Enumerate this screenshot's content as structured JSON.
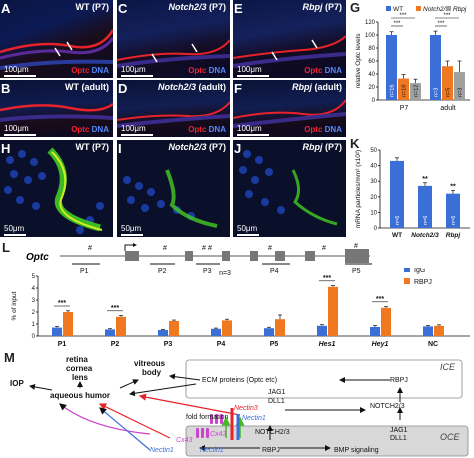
{
  "panels": {
    "A": {
      "letter": "A",
      "title": "WT (P7)",
      "scale": "100μm",
      "stain_a": "Optc",
      "stain_b": "DNA"
    },
    "B": {
      "letter": "B",
      "title": "WT (adult)",
      "scale": "100μm",
      "stain_a": "Optc",
      "stain_b": "DNA"
    },
    "C": {
      "letter": "C",
      "title_it": "Notch2/3",
      "title_rest": " (P7)",
      "scale": "100μm",
      "stain_a": "Optc",
      "stain_b": "DNA"
    },
    "D": {
      "letter": "D",
      "title_it": "Notch2/3",
      "title_rest": " (adult)",
      "scale": "100μm",
      "stain_a": "Optc",
      "stain_b": "DNA"
    },
    "E": {
      "letter": "E",
      "title_it": "Rbpj",
      "title_rest": " (P7)",
      "scale": "100μm",
      "stain_a": "Optc",
      "stain_b": "DNA"
    },
    "F": {
      "letter": "F",
      "title_it": "Rbpj",
      "title_rest": " (adult)",
      "scale": "100μm",
      "stain_a": "Optc",
      "stain_b": "DNA"
    },
    "H": {
      "letter": "H",
      "title": "WT (P7)",
      "scale": "50μm"
    },
    "I": {
      "letter": "I",
      "title_it": "Notch2/3",
      "title_rest": " (P7)",
      "scale": "50μm"
    },
    "J": {
      "letter": "J",
      "title_it": "Rbpj",
      "title_rest": " (P7)",
      "scale": "50μm"
    },
    "G": {
      "letter": "G"
    },
    "K": {
      "letter": "K"
    },
    "L": {
      "letter": "L"
    },
    "M": {
      "letter": "M"
    }
  },
  "chart_data": [
    {
      "id": "G",
      "type": "bar",
      "ylabel": "relative Optc levels",
      "ylim": [
        0,
        120
      ],
      "yticks": [
        0,
        20,
        40,
        60,
        80,
        100,
        120
      ],
      "categories": [
        "P7",
        "adult"
      ],
      "series": [
        {
          "name": "WT",
          "color": "#3a6fd8",
          "values": [
            100,
            100
          ],
          "errors": [
            5,
            6
          ],
          "n": [
            "n=16",
            "n=3"
          ]
        },
        {
          "name": "Notch2/3",
          "color": "#f07820",
          "values": [
            33,
            52
          ],
          "errors": [
            6,
            8
          ],
          "n": [
            "n=10",
            "n=5"
          ]
        },
        {
          "name": "Rbpj",
          "color": "#a0a0a0",
          "values": [
            26,
            43
          ],
          "errors": [
            6,
            17
          ],
          "n": [
            "n=12",
            "n=3"
          ]
        }
      ],
      "sig": [
        "***",
        "***",
        "***",
        "***"
      ]
    },
    {
      "id": "K",
      "type": "bar",
      "ylabel": "mRNA particles/mm² (x10²)",
      "ylim": [
        0,
        50
      ],
      "yticks": [
        0,
        10,
        20,
        30,
        40,
        50
      ],
      "categories": [
        "WT",
        "Notch2/3",
        "Rbpj"
      ],
      "values": [
        43,
        27,
        22
      ],
      "errors": [
        2,
        2,
        2
      ],
      "n": [
        "n=6",
        "n=6",
        "n=6"
      ],
      "sig": [
        "",
        "**",
        "**"
      ],
      "color": "#3a6fd8"
    },
    {
      "id": "L",
      "type": "bar",
      "title": "n=3",
      "ylabel": "% of input",
      "ylim": [
        0,
        5
      ],
      "yticks": [
        0,
        1,
        2,
        3,
        4,
        5
      ],
      "categories": [
        "P1",
        "P2",
        "P3",
        "P4",
        "P5",
        "Hes1",
        "Hey1",
        "NC"
      ],
      "series": [
        {
          "name": "IgG",
          "color": "#3a6fd8",
          "values": [
            0.7,
            0.55,
            0.5,
            0.6,
            0.65,
            0.85,
            0.75,
            0.8
          ]
        },
        {
          "name": "RBPJ",
          "color": "#f07820",
          "values": [
            2.0,
            1.6,
            1.25,
            1.3,
            1.4,
            4.1,
            2.35,
            0.85
          ]
        }
      ],
      "errors_a": [
        0.08,
        0.06,
        0.05,
        0.06,
        0.08,
        0.1,
        0.12,
        0.08
      ],
      "errors_b": [
        0.1,
        0.12,
        0.08,
        0.1,
        0.35,
        0.1,
        0.1,
        0.08
      ],
      "sig": [
        "***",
        "***",
        "",
        "",
        "",
        "***",
        "***",
        ""
      ]
    }
  ],
  "gene": {
    "name": "Optc",
    "hash": "#",
    "primers": [
      "P1",
      "P2",
      "P3",
      "P4",
      "P5"
    ]
  },
  "diagram": {
    "iop": "IOP",
    "retina": "retina",
    "cornea": "cornea",
    "lens": "lens",
    "vitreous1": "vitreous",
    "vitreous2": "body",
    "aqueous": "aqueous humor",
    "ecm": "ECM proteins (Optc etc)",
    "rbpj_top": "RBPJ",
    "ice": "ICE",
    "jag1": "JAG1",
    "dll1": "DLL1",
    "notch23": "NOTCH2/3",
    "nectin3": "Nectin3",
    "nectin1a": "Nectin1",
    "fold": "fold formation",
    "cx43a": "Cx43",
    "cx43b": "Cx43",
    "notch2": "NOTCH2/3",
    "rbpj_bot": "RBPJ",
    "jag1b": "JAG1",
    "dll1b": "DLL1",
    "oce": "OCE",
    "bmp": "BMP signaling",
    "nectin1b": "Nectin1",
    "nectin1c": "Nectin1"
  },
  "colors": {
    "wt": "#3a6fd8",
    "notch": "#f07820",
    "rbpj": "#a0a0a0"
  }
}
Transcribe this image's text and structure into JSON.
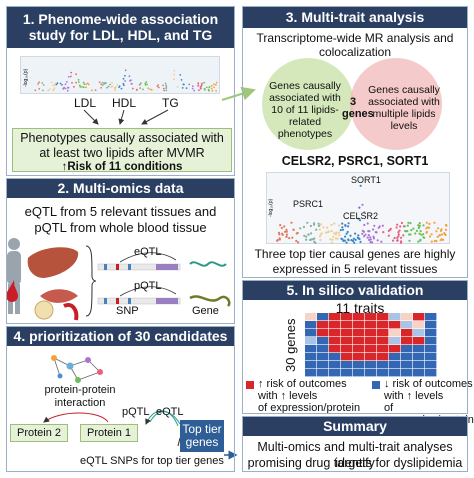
* * * * * * *
Tally the lines in the listing that contain the string "name", then report that tally alone.

6